## Exercise objective
Identify every line in the records below that contains the word "flag", and copy each of those lines.

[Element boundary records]
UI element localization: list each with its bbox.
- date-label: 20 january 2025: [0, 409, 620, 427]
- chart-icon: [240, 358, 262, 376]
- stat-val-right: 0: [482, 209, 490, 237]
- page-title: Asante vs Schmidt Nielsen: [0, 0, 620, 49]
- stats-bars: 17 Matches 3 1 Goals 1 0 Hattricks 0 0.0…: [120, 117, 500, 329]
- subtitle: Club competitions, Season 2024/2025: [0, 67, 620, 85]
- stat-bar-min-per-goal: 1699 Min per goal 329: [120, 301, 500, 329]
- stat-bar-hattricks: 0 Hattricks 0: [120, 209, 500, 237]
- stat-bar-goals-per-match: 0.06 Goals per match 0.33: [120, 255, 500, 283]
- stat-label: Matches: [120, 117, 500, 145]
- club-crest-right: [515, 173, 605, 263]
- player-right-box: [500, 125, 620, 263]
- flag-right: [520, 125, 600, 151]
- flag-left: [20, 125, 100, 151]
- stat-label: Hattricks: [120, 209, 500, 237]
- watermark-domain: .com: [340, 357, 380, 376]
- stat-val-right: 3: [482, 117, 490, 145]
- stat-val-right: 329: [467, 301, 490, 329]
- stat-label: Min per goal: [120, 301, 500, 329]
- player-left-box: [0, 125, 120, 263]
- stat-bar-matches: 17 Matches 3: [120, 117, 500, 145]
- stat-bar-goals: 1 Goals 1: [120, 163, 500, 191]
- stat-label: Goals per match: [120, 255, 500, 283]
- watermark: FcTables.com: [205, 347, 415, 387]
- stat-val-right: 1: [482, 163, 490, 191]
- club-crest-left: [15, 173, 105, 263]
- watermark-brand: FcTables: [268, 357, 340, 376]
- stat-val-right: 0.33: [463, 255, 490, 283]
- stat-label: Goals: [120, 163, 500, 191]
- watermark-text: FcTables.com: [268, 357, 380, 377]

## Task response
- flag-right: [520, 125, 600, 151]
- flag-left: [20, 125, 100, 151]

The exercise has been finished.